### Information provided
════

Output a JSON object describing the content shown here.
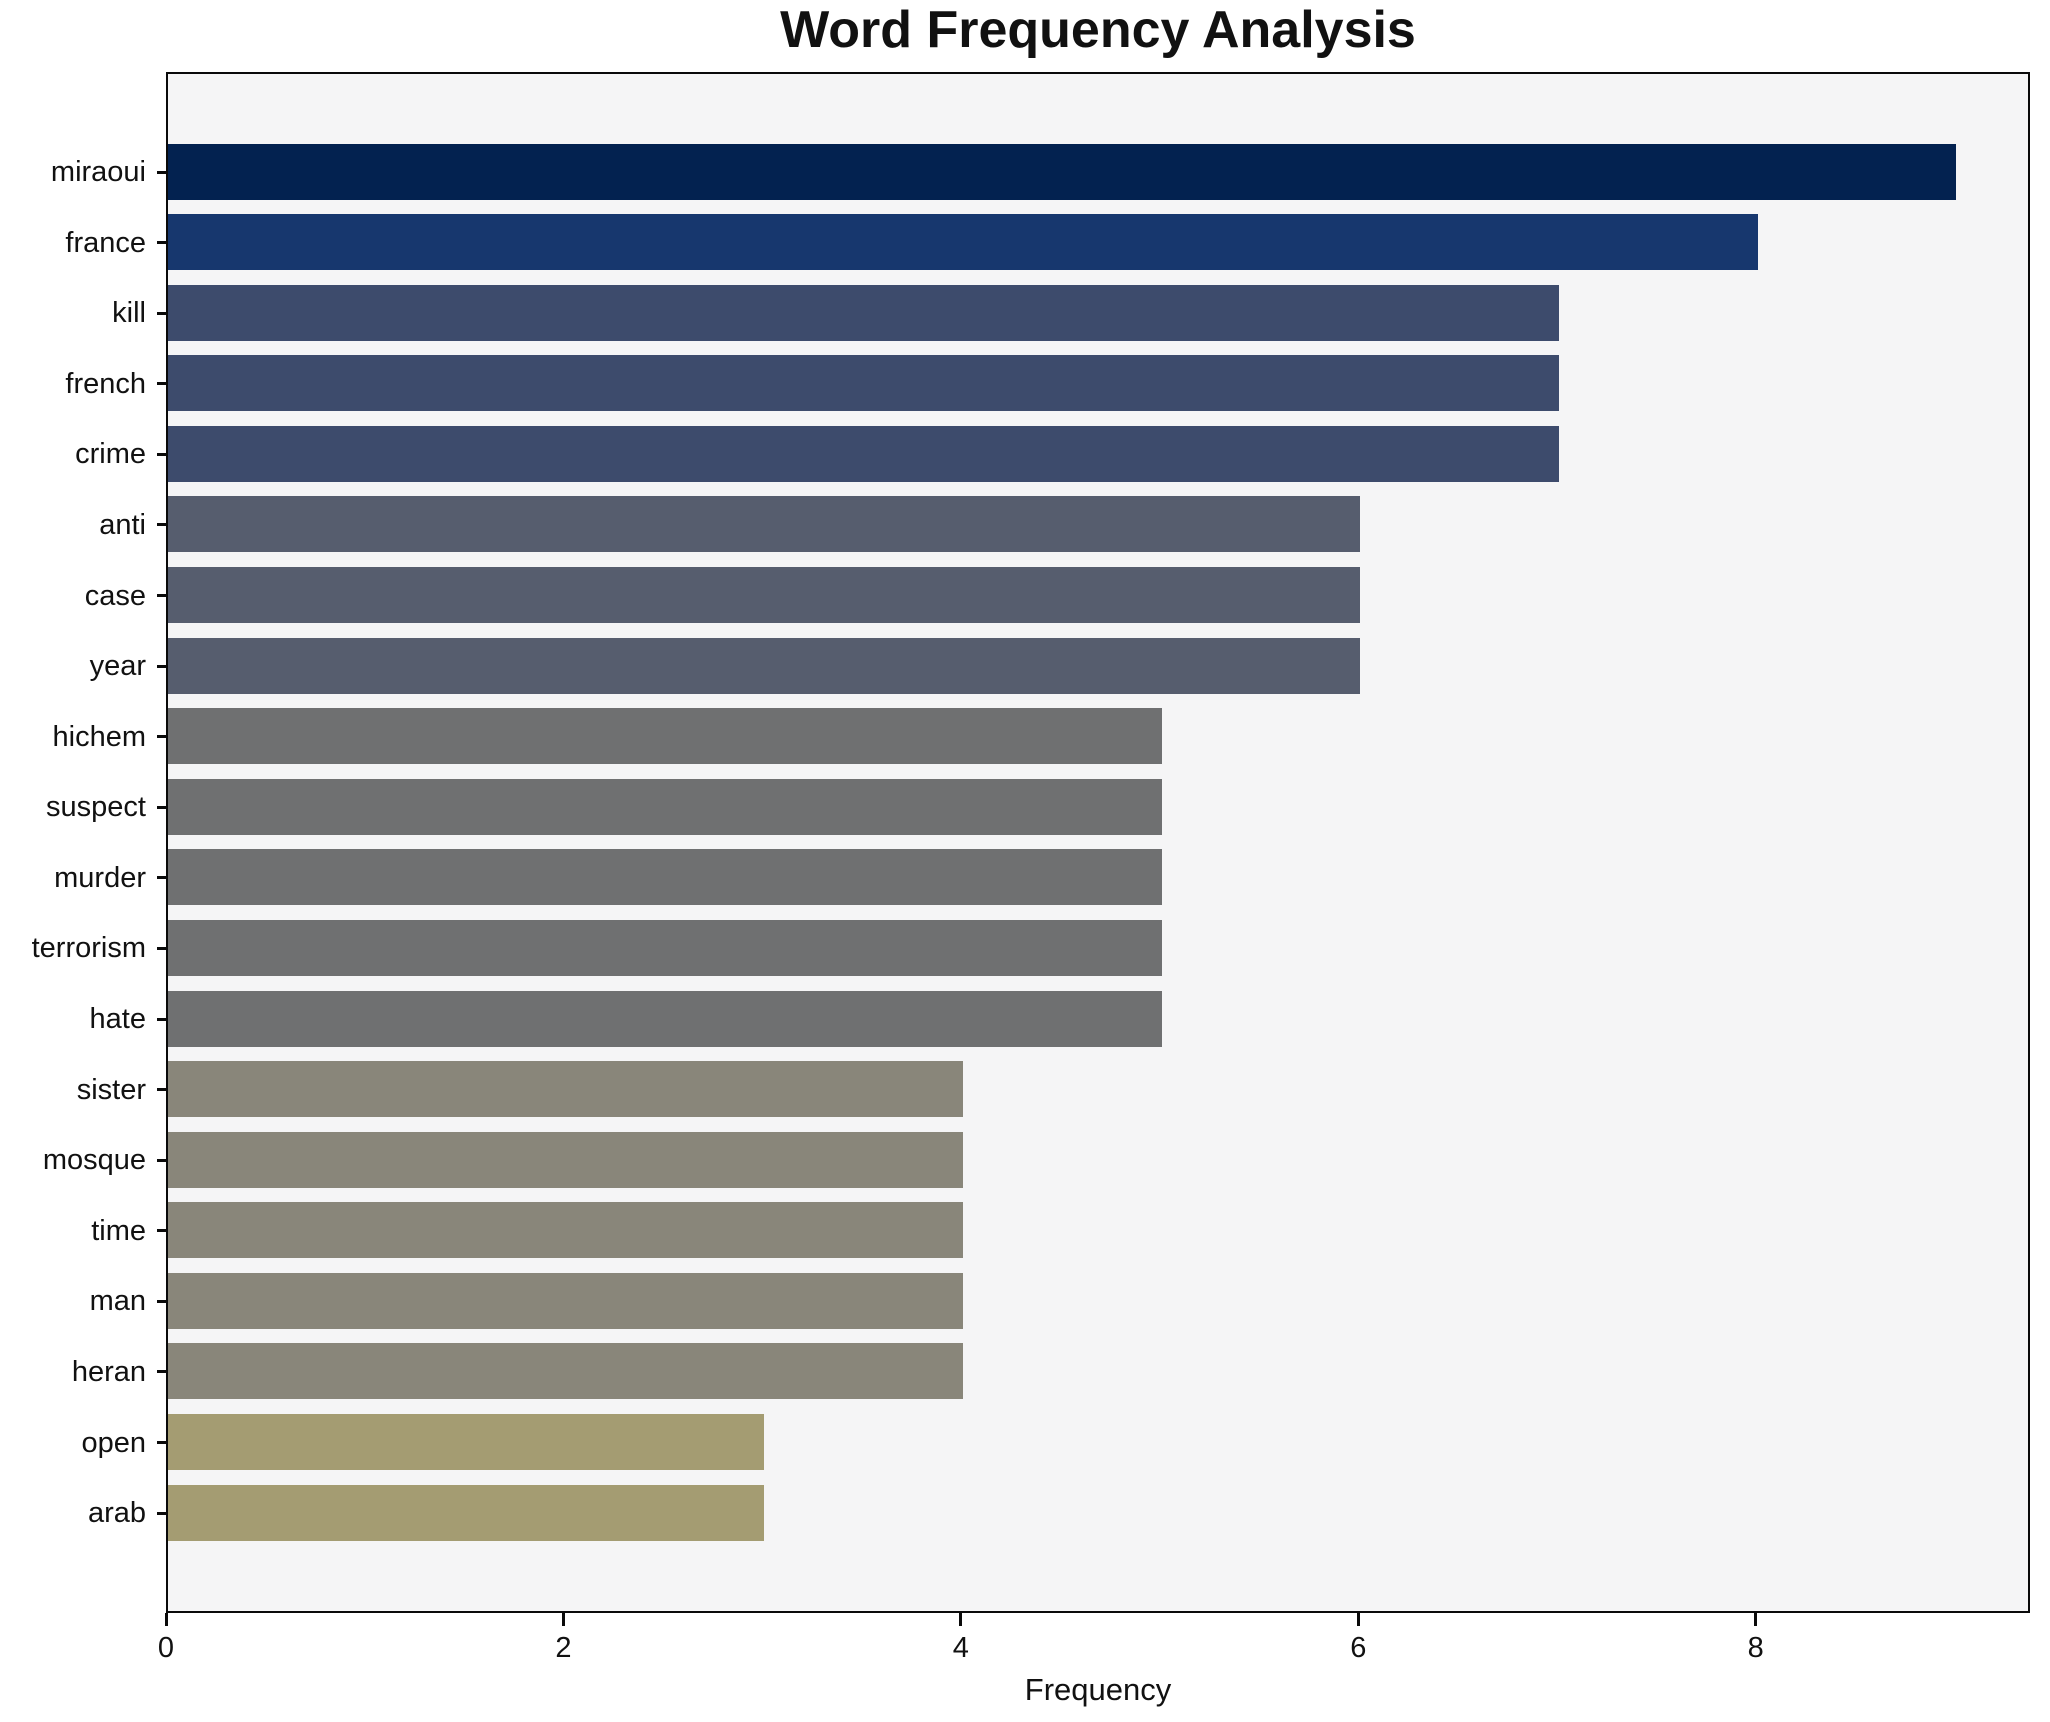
{
  "chart_data": {
    "type": "bar",
    "orientation": "horizontal",
    "title": "Word Frequency Analysis",
    "xlabel": "Frequency",
    "ylabel": "",
    "categories": [
      "miraoui",
      "france",
      "kill",
      "french",
      "crime",
      "anti",
      "case",
      "year",
      "hichem",
      "suspect",
      "murder",
      "terrorism",
      "hate",
      "sister",
      "mosque",
      "time",
      "man",
      "heran",
      "open",
      "arab"
    ],
    "values": [
      9,
      8,
      7,
      7,
      7,
      6,
      6,
      6,
      5,
      5,
      5,
      5,
      5,
      4,
      4,
      4,
      4,
      4,
      3,
      3
    ],
    "bar_colors": [
      "#032250",
      "#17376e",
      "#3d4b6c",
      "#3d4b6c",
      "#3d4b6c",
      "#565d6e",
      "#565d6e",
      "#565d6e",
      "#6f7071",
      "#6f7071",
      "#6f7071",
      "#6f7071",
      "#6f7071",
      "#89867a",
      "#89867a",
      "#89867a",
      "#89867a",
      "#89867a",
      "#a49c72",
      "#a49c72"
    ],
    "xlim": [
      0,
      9.38
    ],
    "x_ticks": [
      0,
      2,
      4,
      6,
      8
    ],
    "grid": false,
    "legend": "none",
    "plot_bg": "#f5f5f6",
    "figure_bg": "#ffffff",
    "spine_color": "#0a0a0a"
  }
}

════

### Task description
Of all the lines above, how many contain "Frequency"? Give the number and nothing more.

### Output of the exercise
2